**GIVEN REQUEST**
Copy all of the records below verbatim.

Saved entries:

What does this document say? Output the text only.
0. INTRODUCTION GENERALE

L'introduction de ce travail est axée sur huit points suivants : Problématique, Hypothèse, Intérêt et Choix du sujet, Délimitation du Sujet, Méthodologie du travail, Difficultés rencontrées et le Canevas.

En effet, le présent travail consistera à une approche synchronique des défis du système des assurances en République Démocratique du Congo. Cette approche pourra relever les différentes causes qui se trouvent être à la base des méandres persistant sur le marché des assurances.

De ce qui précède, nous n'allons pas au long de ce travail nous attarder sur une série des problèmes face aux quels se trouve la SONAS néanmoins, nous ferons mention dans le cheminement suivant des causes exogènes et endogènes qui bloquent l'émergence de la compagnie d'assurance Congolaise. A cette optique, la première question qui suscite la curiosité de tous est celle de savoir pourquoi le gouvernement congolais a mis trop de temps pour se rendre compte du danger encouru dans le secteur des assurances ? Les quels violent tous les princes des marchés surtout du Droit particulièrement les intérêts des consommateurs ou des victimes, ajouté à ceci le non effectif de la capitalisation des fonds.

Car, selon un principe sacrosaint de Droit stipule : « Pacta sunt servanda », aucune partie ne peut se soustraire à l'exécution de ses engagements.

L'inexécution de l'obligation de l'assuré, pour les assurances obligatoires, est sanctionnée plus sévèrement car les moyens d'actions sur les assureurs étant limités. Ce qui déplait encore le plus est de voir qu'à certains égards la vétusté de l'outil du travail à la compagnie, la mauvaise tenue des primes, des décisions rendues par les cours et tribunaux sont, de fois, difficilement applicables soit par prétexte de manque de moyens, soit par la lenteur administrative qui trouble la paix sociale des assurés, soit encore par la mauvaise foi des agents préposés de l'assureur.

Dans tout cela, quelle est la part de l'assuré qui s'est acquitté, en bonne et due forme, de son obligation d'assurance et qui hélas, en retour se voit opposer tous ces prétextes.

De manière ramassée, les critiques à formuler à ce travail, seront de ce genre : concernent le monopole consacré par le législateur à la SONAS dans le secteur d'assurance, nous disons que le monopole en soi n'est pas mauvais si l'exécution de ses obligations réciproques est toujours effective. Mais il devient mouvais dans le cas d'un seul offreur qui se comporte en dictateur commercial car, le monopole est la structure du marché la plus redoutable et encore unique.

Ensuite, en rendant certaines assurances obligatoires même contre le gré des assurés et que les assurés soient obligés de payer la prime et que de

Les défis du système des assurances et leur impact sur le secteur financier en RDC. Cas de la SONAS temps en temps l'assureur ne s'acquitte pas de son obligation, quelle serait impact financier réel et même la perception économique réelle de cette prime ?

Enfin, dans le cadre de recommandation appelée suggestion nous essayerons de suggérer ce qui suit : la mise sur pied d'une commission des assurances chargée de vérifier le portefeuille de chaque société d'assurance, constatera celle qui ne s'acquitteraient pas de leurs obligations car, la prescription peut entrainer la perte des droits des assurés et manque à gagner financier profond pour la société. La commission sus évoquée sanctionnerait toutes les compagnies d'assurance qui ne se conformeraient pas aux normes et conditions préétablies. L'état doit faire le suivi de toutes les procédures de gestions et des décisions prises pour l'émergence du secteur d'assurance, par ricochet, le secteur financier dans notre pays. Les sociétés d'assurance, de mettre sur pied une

**COMPLETED EXERCISE**
What does this document say? Output the text only.
0. INTRODUCTION GENERALE

L'introduction de ce travail est axée sur huit points suivants : Problématique, Hypothèse, Intérêt et Choix du sujet, Délimitation du Sujet, Méthodologie du travail, Difficultés rencontrées et le Canevas.

En effet, le présent travail consistera à une approche synchronique des défis du système des assurances en République Démocratique du Congo. Cette approche pourra relever les différentes causes qui se trouvent être à la base des méandres persistant sur le marché des assurances.

De ce qui précède, nous n'allons pas au long de ce travail nous attarder sur une série des problèmes face aux quels se trouve la SONAS néanmoins, nous ferons mention dans le cheminement suivant des causes exogènes et endogènes qui bloquent l'émergence de la compagnie d'assurance Congolaise. A cette optique, la première question qui suscite la curiosité de tous est celle de savoir pourquoi le gouvernement congolais a mis trop de temps pour se rendre compte du danger encouru dans le secteur des assurances ? Les quels violent tous les princes des marchés surtout du Droit particulièrement les intérêts des consommateurs ou des victimes, ajouté à ceci le non effectif de la capitalisation des fonds.

Car, selon un principe sacrosaint de Droit stipule : « Pacta sunt servanda », aucune partie ne peut se soustraire à l'exécution de ses engagements.

L'inexécution de l'obligation de l'assuré, pour les assurances obligatoires, est sanctionnée plus sévèrement car les moyens d'actions sur les assureurs étant limités. Ce qui déplait encore le plus est de voir qu'à certains égards la vétusté de l'outil du travail à la compagnie, la mauvaise tenue des primes, des décisions rendues par les cours et tribunaux sont, de fois, difficilement applicables soit par prétexte de manque de moyens, soit par la lenteur administrative qui trouble la paix sociale des assurés, soit encore par la mauvaise foi des agents préposés de l'assureur.

Dans tout cela, quelle est la part de l'assuré qui s'est acquitté, en bonne et due forme, de son obligation d'assurance et qui hélas, en retour se voit opposer tous ces prétextes.

De manière ramassée, les critiques à formuler à ce travail, seront de ce genre : concernent le monopole consacré par le législateur à la SONAS dans le secteur d'assurance, nous disons que le monopole en soi n'est pas mauvais si l'exécution de ses obligations réciproques est toujours effective. Mais il devient mouvais dans le cas d'un seul offreur qui se comporte en dictateur commercial car, le monopole est la structure du marché la plus redoutable et encore unique.

Ensuite, en rendant certaines assurances obligatoires même contre le gré des assurés et que les assurés soient obligés de payer la prime et que de

Les défis du système des assurances et leur impact sur le secteur financier en RDC. Cas de la SONAS temps en temps l'assureur ne s'acquitte pas de son obligation, quelle serait impact financier réel et même la perception économique réelle de cette prime ?

Enfin, dans le cadre de recommandation appelée suggestion nous essayerons de suggérer ce qui suit : la mise sur pied d'une commission des assurances chargée de vérifier le portefeuille de chaque société d'assurance, constatera celle qui ne s'acquitteraient pas de leurs obligations car, la prescription peut entrainer la perte des droits des assurés et manque à gagner financier profond pour la société. La commission sus évoquée sanctionnerait toutes les compagnies d'assurance qui ne se conformeraient pas aux normes et conditions préétablies. L'état doit faire le suivi de toutes les procédures de gestions et des décisions prises pour l'émergence du secteur d'assurance, par ricochet, le secteur financier dans notre pays. Les sociétés d'assurance, de mettre sur pied une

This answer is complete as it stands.